= OBJECTIVE =
Every record that follows must be duplicated exactly, with images left out.

+---+

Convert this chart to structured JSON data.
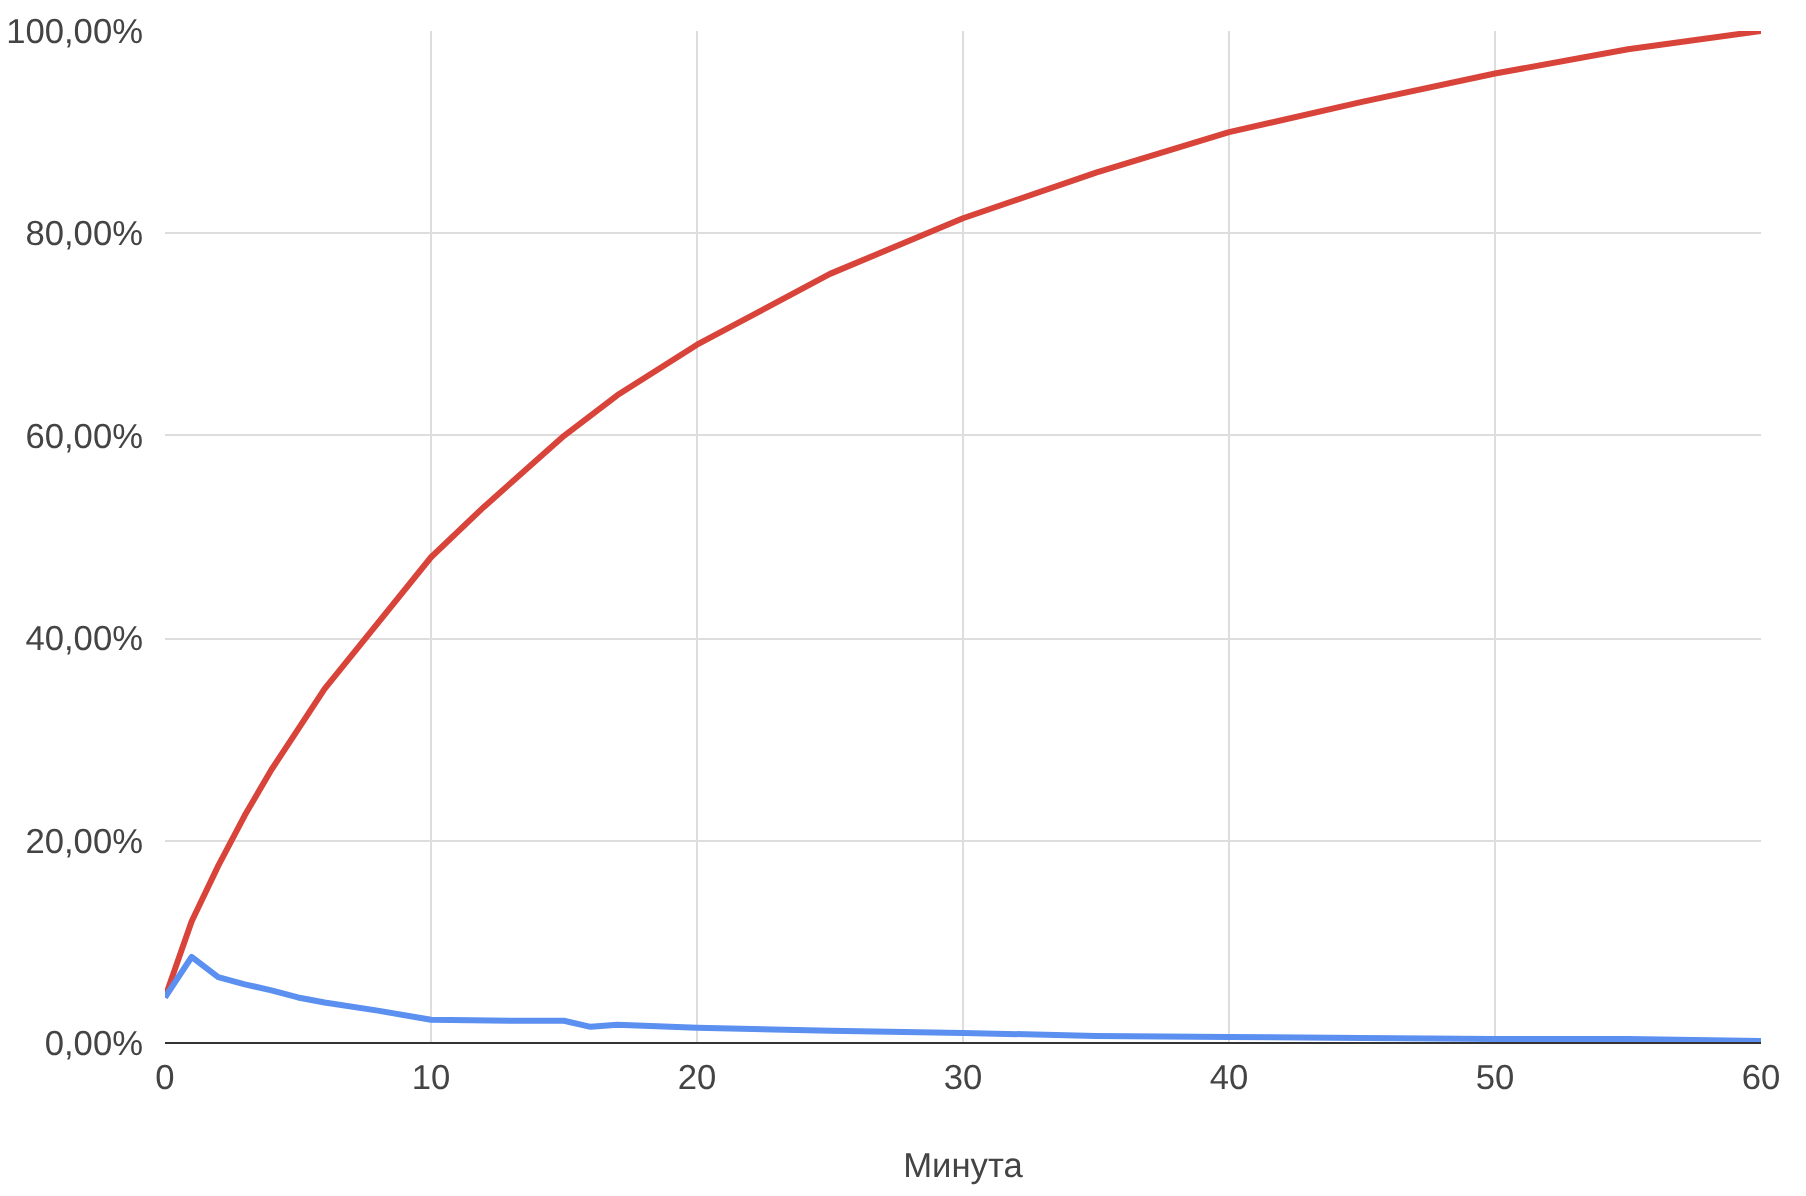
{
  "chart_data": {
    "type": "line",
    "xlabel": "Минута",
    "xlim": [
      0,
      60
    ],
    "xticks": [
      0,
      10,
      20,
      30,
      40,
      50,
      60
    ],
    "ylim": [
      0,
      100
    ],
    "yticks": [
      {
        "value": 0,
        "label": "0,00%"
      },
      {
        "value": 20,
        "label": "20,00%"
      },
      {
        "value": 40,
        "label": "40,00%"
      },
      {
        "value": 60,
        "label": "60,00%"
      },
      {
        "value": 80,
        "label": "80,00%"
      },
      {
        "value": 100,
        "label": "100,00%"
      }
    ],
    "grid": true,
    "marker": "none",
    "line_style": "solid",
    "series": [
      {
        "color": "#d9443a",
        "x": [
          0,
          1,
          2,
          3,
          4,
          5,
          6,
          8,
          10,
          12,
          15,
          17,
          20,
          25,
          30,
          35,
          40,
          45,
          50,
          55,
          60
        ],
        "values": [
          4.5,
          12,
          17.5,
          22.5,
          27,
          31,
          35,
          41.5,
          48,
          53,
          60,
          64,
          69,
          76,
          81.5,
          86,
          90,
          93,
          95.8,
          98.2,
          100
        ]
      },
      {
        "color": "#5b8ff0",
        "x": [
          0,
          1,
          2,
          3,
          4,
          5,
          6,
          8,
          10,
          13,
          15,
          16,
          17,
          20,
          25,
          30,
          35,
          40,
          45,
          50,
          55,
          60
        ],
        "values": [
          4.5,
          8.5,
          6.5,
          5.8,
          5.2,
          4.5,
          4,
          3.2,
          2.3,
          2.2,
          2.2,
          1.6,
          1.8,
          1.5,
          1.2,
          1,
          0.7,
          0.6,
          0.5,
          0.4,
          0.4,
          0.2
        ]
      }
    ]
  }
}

+---+

= RESULT =
Convert this chart to structured JSON data.
{
  "chart_data": {
    "type": "line",
    "xlabel": "Минута",
    "xlim": [
      0,
      60
    ],
    "xticks": [
      0,
      10,
      20,
      30,
      40,
      50,
      60
    ],
    "ylim": [
      0,
      100
    ],
    "yticks": [
      {
        "value": 0,
        "label": "0,00%"
      },
      {
        "value": 20,
        "label": "20,00%"
      },
      {
        "value": 40,
        "label": "40,00%"
      },
      {
        "value": 60,
        "label": "60,00%"
      },
      {
        "value": 80,
        "label": "80,00%"
      },
      {
        "value": 100,
        "label": "100,00%"
      }
    ],
    "grid": true,
    "marker": "none",
    "line_style": "solid",
    "series": [
      {
        "color": "#d9443a",
        "x": [
          0,
          1,
          2,
          3,
          4,
          5,
          6,
          8,
          10,
          12,
          15,
          17,
          20,
          25,
          30,
          35,
          40,
          45,
          50,
          55,
          60
        ],
        "values": [
          4.5,
          12,
          17.5,
          22.5,
          27,
          31,
          35,
          41.5,
          48,
          53,
          60,
          64,
          69,
          76,
          81.5,
          86,
          90,
          93,
          95.8,
          98.2,
          100
        ]
      },
      {
        "color": "#5b8ff0",
        "x": [
          0,
          1,
          2,
          3,
          4,
          5,
          6,
          8,
          10,
          13,
          15,
          16,
          17,
          20,
          25,
          30,
          35,
          40,
          45,
          50,
          55,
          60
        ],
        "values": [
          4.5,
          8.5,
          6.5,
          5.8,
          5.2,
          4.5,
          4,
          3.2,
          2.3,
          2.2,
          2.2,
          1.6,
          1.8,
          1.5,
          1.2,
          1,
          0.7,
          0.6,
          0.5,
          0.4,
          0.4,
          0.2
        ]
      }
    ]
  }
}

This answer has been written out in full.